== GIVEN INFORMATION ==
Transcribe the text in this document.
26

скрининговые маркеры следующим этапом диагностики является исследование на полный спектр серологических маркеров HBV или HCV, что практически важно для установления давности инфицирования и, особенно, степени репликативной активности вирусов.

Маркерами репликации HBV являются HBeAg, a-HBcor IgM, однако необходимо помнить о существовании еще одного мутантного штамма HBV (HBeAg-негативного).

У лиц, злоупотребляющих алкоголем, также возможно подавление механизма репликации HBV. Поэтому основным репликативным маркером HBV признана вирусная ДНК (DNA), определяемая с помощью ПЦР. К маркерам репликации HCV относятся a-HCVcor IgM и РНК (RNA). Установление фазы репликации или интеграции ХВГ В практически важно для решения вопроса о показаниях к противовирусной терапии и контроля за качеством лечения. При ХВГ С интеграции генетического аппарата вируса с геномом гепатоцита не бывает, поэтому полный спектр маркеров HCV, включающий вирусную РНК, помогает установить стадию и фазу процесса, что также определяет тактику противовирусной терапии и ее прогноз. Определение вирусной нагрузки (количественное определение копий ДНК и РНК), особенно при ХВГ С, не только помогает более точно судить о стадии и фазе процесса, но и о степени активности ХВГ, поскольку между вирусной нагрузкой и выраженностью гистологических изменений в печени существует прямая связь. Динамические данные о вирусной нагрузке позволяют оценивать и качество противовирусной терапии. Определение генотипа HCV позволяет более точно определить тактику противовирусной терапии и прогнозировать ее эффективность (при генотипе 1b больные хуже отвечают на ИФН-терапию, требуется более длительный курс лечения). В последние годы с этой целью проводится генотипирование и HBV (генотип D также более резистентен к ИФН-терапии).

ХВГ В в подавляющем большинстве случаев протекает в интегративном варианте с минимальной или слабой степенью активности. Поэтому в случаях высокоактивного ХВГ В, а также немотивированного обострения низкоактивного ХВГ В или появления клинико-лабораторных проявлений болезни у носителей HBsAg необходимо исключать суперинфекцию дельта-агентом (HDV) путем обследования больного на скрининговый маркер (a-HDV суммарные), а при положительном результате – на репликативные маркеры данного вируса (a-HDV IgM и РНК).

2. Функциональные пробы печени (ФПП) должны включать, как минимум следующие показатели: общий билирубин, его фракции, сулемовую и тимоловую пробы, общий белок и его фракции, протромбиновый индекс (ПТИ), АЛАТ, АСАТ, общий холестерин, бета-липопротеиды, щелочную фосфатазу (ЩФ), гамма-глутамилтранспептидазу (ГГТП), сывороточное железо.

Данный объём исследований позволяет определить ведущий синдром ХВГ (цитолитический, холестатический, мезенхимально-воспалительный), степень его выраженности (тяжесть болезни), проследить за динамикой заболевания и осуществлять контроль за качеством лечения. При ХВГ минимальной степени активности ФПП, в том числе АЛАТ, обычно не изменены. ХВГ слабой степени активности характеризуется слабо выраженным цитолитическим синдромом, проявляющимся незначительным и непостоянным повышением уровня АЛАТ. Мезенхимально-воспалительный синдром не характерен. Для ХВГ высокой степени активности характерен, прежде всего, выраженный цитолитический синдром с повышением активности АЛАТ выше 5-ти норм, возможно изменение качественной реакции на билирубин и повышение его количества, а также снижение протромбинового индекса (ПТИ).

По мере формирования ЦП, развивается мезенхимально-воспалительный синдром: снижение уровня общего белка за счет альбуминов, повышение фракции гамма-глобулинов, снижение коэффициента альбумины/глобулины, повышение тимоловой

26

== OBJECTIVE ==
Recite the full listing above exactly.

== RESULT OF THIS TASK ==
Transcribe the text in this document.
26

скрининговые маркеры следующим этапом диагностики является исследование на полный спектр серологических маркеров HBV или HCV, что практически важно для установления давности инфицирования и, особенно, степени репликативной активности вирусов.

Маркерами репликации HBV являются HBeAg, a-HBcor IgM, однако необходимо помнить о существовании еще одного мутантного штамма HBV (HBeAg-негативного).

У лиц, злоупотребляющих алкоголем, также возможно подавление механизма репликации HBV. Поэтому основным репликативным маркером HBV признана вирусная ДНК (DNA), определяемая с помощью ПЦР. К маркерам репликации HCV относятся a-HCVcor IgM и РНК (RNA). Установление фазы репликации или интеграции ХВГ В практически важно для решения вопроса о показаниях к противовирусной терапии и контроля за качеством лечения. При ХВГ С интеграции генетического аппарата вируса с геномом гепатоцита не бывает, поэтому полный спектр маркеров HCV, включающий вирусную РНК, помогает установить стадию и фазу процесса, что также определяет тактику противовирусной терапии и ее прогноз. Определение вирусной нагрузки (количественное определение копий ДНК и РНК), особенно при ХВГ С, не только помогает более точно судить о стадии и фазе процесса, но и о степени активности ХВГ, поскольку между вирусной нагрузкой и выраженностью гистологических изменений в печени существует прямая связь. Динамические данные о вирусной нагрузке позволяют оценивать и качество противовирусной терапии. Определение генотипа HCV позволяет более точно определить тактику противовирусной терапии и прогнозировать ее эффективность (при генотипе 1b больные хуже отвечают на ИФН-терапию, требуется более длительный курс лечения). В последние годы с этой целью проводится генотипирование и HBV (генотип D также более резистентен к ИФН-терапии).

ХВГ В в подавляющем большинстве случаев протекает в интегративном варианте с минимальной или слабой степенью активности. Поэтому в случаях высокоактивного ХВГ В, а также немотивированного обострения низкоактивного ХВГ В или появления клинико-лабораторных проявлений болезни у носителей HBsAg необходимо исключать суперинфекцию дельта-агентом (HDV) путем обследования больного на скрининговый маркер (a-HDV суммарные), а при положительном результате – на репликативные маркеры данного вируса (a-HDV IgM и РНК).

2. Функциональные пробы печени (ФПП) должны включать, как минимум следующие показатели: общий билирубин, его фракции, сулемовую и тимоловую пробы, общий белок и его фракции, протромбиновый индекс (ПТИ), АЛАТ, АСАТ, общий холестерин, бета-липопротеиды, щелочную фосфатазу (ЩФ), гамма-глутамилтранспептидазу (ГГТП), сывороточное железо.

Данный объём исследований позволяет определить ведущий синдром ХВГ (цитолитический, холестатический, мезенхимально-воспалительный), степень его выраженности (тяжесть болезни), проследить за динамикой заболевания и осуществлять контроль за качеством лечения. При ХВГ минимальной степени активности ФПП, в том числе АЛАТ, обычно не изменены. ХВГ слабой степени активности характеризуется слабо выраженным цитолитическим синдромом, проявляющимся незначительным и непостоянным повышением уровня АЛАТ. Мезенхимально-воспалительный синдром не характерен. Для ХВГ высокой степени активности характерен, прежде всего, выраженный цитолитический синдром с повышением активности АЛАТ выше 5-ти норм, возможно изменение качественной реакции на билирубин и повышение его количества, а также снижение протромбинового индекса (ПТИ).

По мере формирования ЦП, развивается мезенхимально-воспалительный синдром: снижение уровня общего белка за счет альбуминов, повышение фракции гамма-глобулинов, снижение коэффициента альбумины/глобулины, повышение тимоловой

26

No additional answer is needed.